Aim – Make an exact copy of all the records.

-----

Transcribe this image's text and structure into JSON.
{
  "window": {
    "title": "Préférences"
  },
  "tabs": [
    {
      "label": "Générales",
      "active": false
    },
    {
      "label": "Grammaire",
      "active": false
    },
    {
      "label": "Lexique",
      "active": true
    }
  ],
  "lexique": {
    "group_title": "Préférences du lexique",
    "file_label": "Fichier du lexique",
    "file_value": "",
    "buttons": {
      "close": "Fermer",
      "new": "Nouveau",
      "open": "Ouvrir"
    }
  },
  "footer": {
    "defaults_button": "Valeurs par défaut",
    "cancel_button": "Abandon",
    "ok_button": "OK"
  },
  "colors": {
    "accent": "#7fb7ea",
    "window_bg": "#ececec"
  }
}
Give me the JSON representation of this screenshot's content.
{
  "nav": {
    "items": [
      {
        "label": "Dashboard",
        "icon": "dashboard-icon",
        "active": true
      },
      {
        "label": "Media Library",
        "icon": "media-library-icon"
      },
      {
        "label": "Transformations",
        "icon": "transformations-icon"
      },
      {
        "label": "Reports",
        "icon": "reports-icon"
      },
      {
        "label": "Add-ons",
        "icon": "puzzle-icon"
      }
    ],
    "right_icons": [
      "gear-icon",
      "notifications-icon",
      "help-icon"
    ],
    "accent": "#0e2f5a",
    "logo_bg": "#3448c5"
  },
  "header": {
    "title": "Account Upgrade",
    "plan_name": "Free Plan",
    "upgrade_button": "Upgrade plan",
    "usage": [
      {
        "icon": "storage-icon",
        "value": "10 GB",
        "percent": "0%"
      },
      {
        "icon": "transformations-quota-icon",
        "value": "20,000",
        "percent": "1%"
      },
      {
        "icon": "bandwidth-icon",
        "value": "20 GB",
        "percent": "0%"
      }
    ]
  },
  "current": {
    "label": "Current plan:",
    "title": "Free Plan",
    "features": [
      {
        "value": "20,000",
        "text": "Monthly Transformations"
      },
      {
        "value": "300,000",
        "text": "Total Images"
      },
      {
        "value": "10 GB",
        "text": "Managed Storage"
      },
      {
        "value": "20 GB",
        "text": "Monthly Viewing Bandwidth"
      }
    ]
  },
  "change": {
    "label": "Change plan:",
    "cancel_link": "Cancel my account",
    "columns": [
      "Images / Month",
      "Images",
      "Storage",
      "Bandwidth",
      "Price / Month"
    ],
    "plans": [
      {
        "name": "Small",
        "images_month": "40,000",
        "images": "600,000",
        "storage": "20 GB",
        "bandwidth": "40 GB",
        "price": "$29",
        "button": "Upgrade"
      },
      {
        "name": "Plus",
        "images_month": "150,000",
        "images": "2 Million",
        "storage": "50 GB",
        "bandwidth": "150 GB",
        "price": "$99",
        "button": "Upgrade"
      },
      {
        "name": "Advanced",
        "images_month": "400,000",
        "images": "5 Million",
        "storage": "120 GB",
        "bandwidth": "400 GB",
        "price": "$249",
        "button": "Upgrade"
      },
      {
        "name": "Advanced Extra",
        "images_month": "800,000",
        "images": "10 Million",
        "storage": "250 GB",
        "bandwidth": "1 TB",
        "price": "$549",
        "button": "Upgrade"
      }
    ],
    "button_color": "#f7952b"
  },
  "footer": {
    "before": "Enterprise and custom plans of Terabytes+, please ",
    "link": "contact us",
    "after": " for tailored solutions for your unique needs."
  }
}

-----

Response below –
Transcribe this image's text and structure into JSON.
{
  "window": {
    "title": "Préférences"
  },
  "tabs": [
    {
      "label": "Générales",
      "active": false
    },
    {
      "label": "Grammaire",
      "active": false
    },
    {
      "label": "Lexique",
      "active": true
    }
  ],
  "lexique": {
    "group_title": "Préférences du lexique",
    "file_label": "Fichier du lexique",
    "file_value": "",
    "buttons": {
      "close": "Fermer",
      "new": "Nouveau",
      "open": "Ouvrir"
    }
  },
  "footer": {
    "defaults_button": "Valeurs par défaut",
    "cancel_button": "Abandon",
    "ok_button": "OK"
  },
  "colors": {
    "accent": "#7fb7ea",
    "window_bg": "#ececec"
  }
}
Give me the JSON representation of this screenshot's content.
{
  "nav": {
    "items": [
      {
        "label": "Dashboard",
        "icon": "dashboard-icon",
        "active": true
      },
      {
        "label": "Media Library",
        "icon": "media-library-icon"
      },
      {
        "label": "Transformations",
        "icon": "transformations-icon"
      },
      {
        "label": "Reports",
        "icon": "reports-icon"
      },
      {
        "label": "Add-ons",
        "icon": "puzzle-icon"
      }
    ],
    "right_icons": [
      "gear-icon",
      "notifications-icon",
      "help-icon"
    ],
    "accent": "#0e2f5a",
    "logo_bg": "#3448c5"
  },
  "header": {
    "title": "Account Upgrade",
    "plan_name": "Free Plan",
    "upgrade_button": "Upgrade plan",
    "usage": [
      {
        "icon": "storage-icon",
        "value": "10 GB",
        "percent": "0%"
      },
      {
        "icon": "transformations-quota-icon",
        "value": "20,000",
        "percent": "1%"
      },
      {
        "icon": "bandwidth-icon",
        "value": "20 GB",
        "percent": "0%"
      }
    ]
  },
  "current": {
    "label": "Current plan:",
    "title": "Free Plan",
    "features": [
      {
        "value": "20,000",
        "text": "Monthly Transformations"
      },
      {
        "value": "300,000",
        "text": "Total Images"
      },
      {
        "value": "10 GB",
        "text": "Managed Storage"
      },
      {
        "value": "20 GB",
        "text": "Monthly Viewing Bandwidth"
      }
    ]
  },
  "change": {
    "label": "Change plan:",
    "cancel_link": "Cancel my account",
    "columns": [
      "Images / Month",
      "Images",
      "Storage",
      "Bandwidth",
      "Price / Month"
    ],
    "plans": [
      {
        "name": "Small",
        "images_month": "40,000",
        "images": "600,000",
        "storage": "20 GB",
        "bandwidth": "40 GB",
        "price": "$29",
        "button": "Upgrade"
      },
      {
        "name": "Plus",
        "images_month": "150,000",
        "images": "2 Million",
        "storage": "50 GB",
        "bandwidth": "150 GB",
        "price": "$99",
        "button": "Upgrade"
      },
      {
        "name": "Advanced",
        "images_month": "400,000",
        "images": "5 Million",
        "storage": "120 GB",
        "bandwidth": "400 GB",
        "price": "$249",
        "button": "Upgrade"
      },
      {
        "name": "Advanced Extra",
        "images_month": "800,000",
        "images": "10 Million",
        "storage": "250 GB",
        "bandwidth": "1 TB",
        "price": "$549",
        "button": "Upgrade"
      }
    ],
    "button_color": "#f7952b"
  },
  "footer": {
    "before": "Enterprise and custom plans of Terabytes+, please ",
    "link": "contact us",
    "after": " for tailored solutions for your unique needs."
  }
}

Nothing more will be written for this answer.